* **What to work on**
Rewrite the lines below with every "select-photo-checkbox" replaced by "photo-select-checkbox" and nothing else changed. Leave out the pictures.

* **Material provided**

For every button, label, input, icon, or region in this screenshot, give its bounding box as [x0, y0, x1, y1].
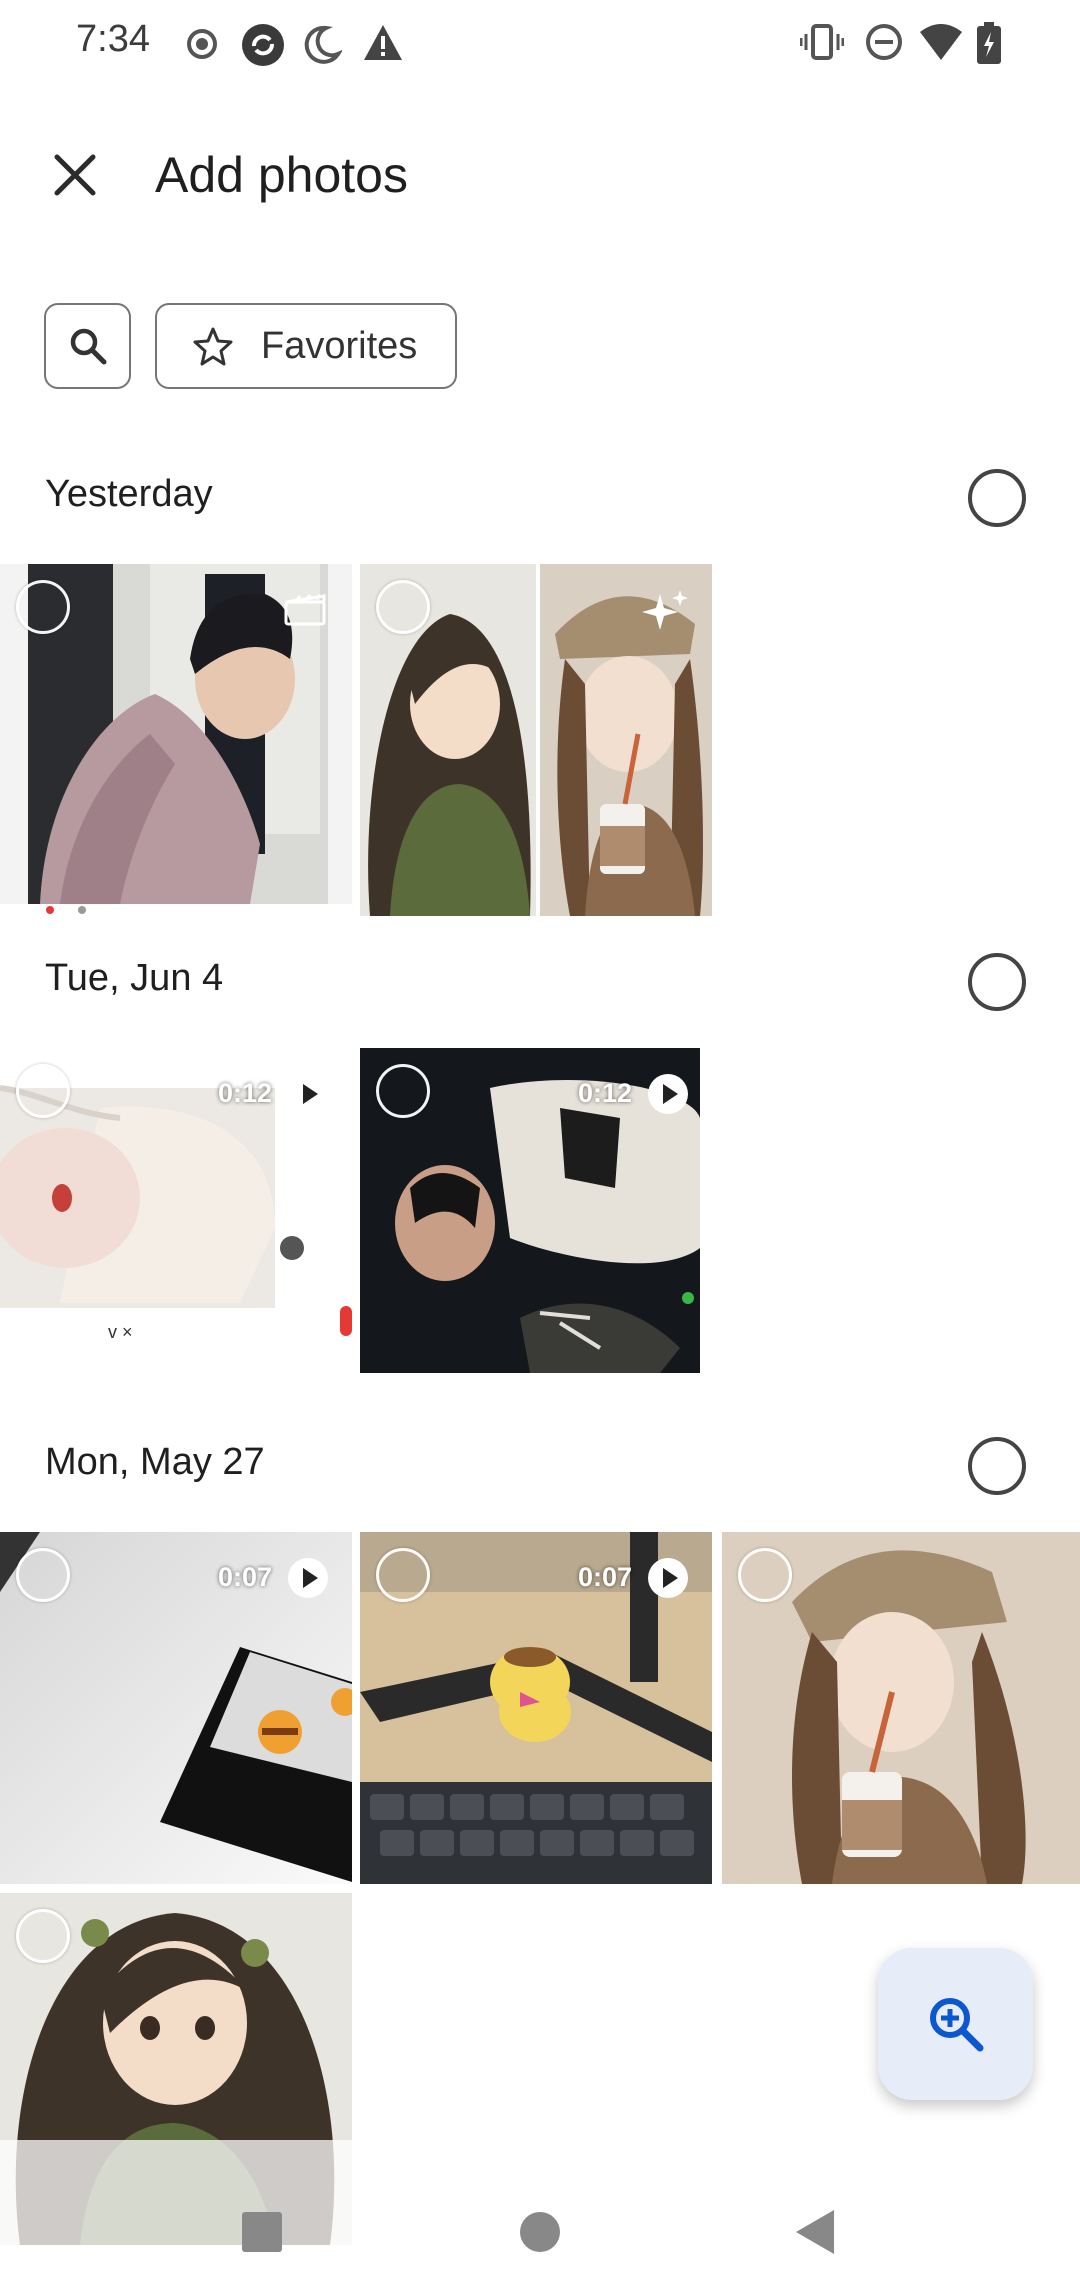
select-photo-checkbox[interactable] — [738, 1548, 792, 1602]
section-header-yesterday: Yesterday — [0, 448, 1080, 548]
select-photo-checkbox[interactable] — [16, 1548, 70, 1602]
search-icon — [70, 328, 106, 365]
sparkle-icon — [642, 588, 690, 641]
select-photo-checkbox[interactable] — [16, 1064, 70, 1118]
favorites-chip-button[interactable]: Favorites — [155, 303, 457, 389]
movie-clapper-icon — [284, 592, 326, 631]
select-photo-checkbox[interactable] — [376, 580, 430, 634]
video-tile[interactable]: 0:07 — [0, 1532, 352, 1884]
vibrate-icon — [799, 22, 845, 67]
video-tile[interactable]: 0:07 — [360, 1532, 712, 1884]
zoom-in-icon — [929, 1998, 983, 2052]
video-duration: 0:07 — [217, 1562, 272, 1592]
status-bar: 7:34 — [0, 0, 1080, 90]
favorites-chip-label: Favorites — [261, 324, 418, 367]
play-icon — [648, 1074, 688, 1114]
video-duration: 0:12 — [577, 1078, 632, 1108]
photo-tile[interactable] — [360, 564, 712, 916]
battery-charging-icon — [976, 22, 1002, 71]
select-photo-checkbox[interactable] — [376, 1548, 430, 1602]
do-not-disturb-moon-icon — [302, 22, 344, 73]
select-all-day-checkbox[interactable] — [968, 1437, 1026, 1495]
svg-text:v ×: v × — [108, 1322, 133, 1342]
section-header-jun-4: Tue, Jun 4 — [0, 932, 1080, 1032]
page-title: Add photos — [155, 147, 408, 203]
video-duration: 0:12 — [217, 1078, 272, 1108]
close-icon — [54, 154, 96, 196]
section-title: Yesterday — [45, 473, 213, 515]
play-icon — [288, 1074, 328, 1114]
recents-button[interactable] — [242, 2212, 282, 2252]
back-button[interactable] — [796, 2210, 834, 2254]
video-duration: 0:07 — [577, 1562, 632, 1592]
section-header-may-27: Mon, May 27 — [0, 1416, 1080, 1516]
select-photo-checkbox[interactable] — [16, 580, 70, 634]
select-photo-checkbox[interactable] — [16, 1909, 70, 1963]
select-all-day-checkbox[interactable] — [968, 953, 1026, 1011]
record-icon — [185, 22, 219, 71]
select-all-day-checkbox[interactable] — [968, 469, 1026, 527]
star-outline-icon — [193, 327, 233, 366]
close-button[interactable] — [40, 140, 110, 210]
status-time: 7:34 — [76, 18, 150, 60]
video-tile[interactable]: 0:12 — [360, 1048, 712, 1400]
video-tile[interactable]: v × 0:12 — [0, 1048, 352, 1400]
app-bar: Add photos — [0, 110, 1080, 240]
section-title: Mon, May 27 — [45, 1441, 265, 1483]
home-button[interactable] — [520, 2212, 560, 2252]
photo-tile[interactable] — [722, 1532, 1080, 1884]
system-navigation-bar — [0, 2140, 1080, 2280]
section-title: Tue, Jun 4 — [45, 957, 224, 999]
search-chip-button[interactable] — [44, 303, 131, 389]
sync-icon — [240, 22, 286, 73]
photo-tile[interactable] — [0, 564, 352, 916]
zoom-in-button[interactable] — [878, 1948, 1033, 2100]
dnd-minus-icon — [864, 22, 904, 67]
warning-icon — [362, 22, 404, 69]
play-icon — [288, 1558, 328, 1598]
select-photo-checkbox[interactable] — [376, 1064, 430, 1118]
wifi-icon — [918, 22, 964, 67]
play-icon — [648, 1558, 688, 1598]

* **Completed exercise**
For every button, label, input, icon, or region in this screenshot, give its bounding box as [x0, y0, x1, y1].
photo-select-checkbox[interactable] — [738, 1548, 792, 1602]
section-header-yesterday: Yesterday — [0, 448, 1080, 548]
photo-select-checkbox[interactable] — [16, 1548, 70, 1602]
search-icon — [70, 328, 106, 365]
sparkle-icon — [642, 588, 690, 641]
photo-select-checkbox[interactable] — [16, 1064, 70, 1118]
favorites-chip-button[interactable]: Favorites — [155, 303, 457, 389]
movie-clapper-icon — [284, 592, 326, 631]
photo-select-checkbox[interactable] — [376, 580, 430, 634]
video-tile[interactable]: 0:07 — [0, 1532, 352, 1884]
vibrate-icon — [799, 22, 845, 67]
video-tile[interactable]: 0:07 — [360, 1532, 712, 1884]
zoom-in-icon — [929, 1998, 983, 2052]
video-duration: 0:07 — [217, 1562, 272, 1592]
status-bar: 7:34 — [0, 0, 1080, 90]
favorites-chip-label: Favorites — [261, 324, 418, 367]
play-icon — [648, 1074, 688, 1114]
video-duration: 0:12 — [577, 1078, 632, 1108]
photo-tile[interactable] — [360, 564, 712, 916]
battery-charging-icon — [976, 22, 1002, 71]
photo-select-checkbox[interactable] — [376, 1548, 430, 1602]
do-not-disturb-moon-icon — [302, 22, 344, 73]
select-all-day-checkbox[interactable] — [968, 1437, 1026, 1495]
svg-text:v ×: v × — [108, 1322, 133, 1342]
section-header-jun-4: Tue, Jun 4 — [0, 932, 1080, 1032]
page-title: Add photos — [155, 147, 408, 203]
video-duration: 0:12 — [217, 1078, 272, 1108]
close-icon — [54, 154, 96, 196]
section-title: Yesterday — [45, 473, 213, 515]
play-icon — [288, 1074, 328, 1114]
recents-button[interactable] — [242, 2212, 282, 2252]
back-button[interactable] — [796, 2210, 834, 2254]
video-duration: 0:07 — [577, 1562, 632, 1592]
section-header-may-27: Mon, May 27 — [0, 1416, 1080, 1516]
photo-select-checkbox[interactable] — [16, 580, 70, 634]
photo-select-checkbox[interactable] — [16, 1909, 70, 1963]
select-all-day-checkbox[interactable] — [968, 953, 1026, 1011]
record-icon — [185, 22, 219, 71]
select-all-day-checkbox[interactable] — [968, 469, 1026, 527]
star-outline-icon — [193, 327, 233, 366]
close-button[interactable] — [40, 140, 110, 210]
status-time: 7:34 — [76, 18, 150, 60]
video-tile[interactable]: 0:12 — [360, 1048, 712, 1400]
video-tile[interactable]: v × 0:12 — [0, 1048, 352, 1400]
app-bar: Add photos — [0, 110, 1080, 240]
section-title: Mon, May 27 — [45, 1441, 265, 1483]
home-button[interactable] — [520, 2212, 560, 2252]
photo-tile[interactable] — [722, 1532, 1080, 1884]
system-navigation-bar — [0, 2140, 1080, 2280]
section-title: Tue, Jun 4 — [45, 957, 224, 999]
search-chip-button[interactable] — [44, 303, 131, 389]
sync-icon — [240, 22, 286, 73]
photo-tile[interactable] — [0, 564, 352, 916]
zoom-in-button[interactable] — [878, 1948, 1033, 2100]
dnd-minus-icon — [864, 22, 904, 67]
warning-icon — [362, 22, 404, 69]
play-icon — [288, 1558, 328, 1598]
photo-select-checkbox[interactable] — [376, 1064, 430, 1118]
wifi-icon — [918, 22, 964, 67]
play-icon — [648, 1558, 688, 1598]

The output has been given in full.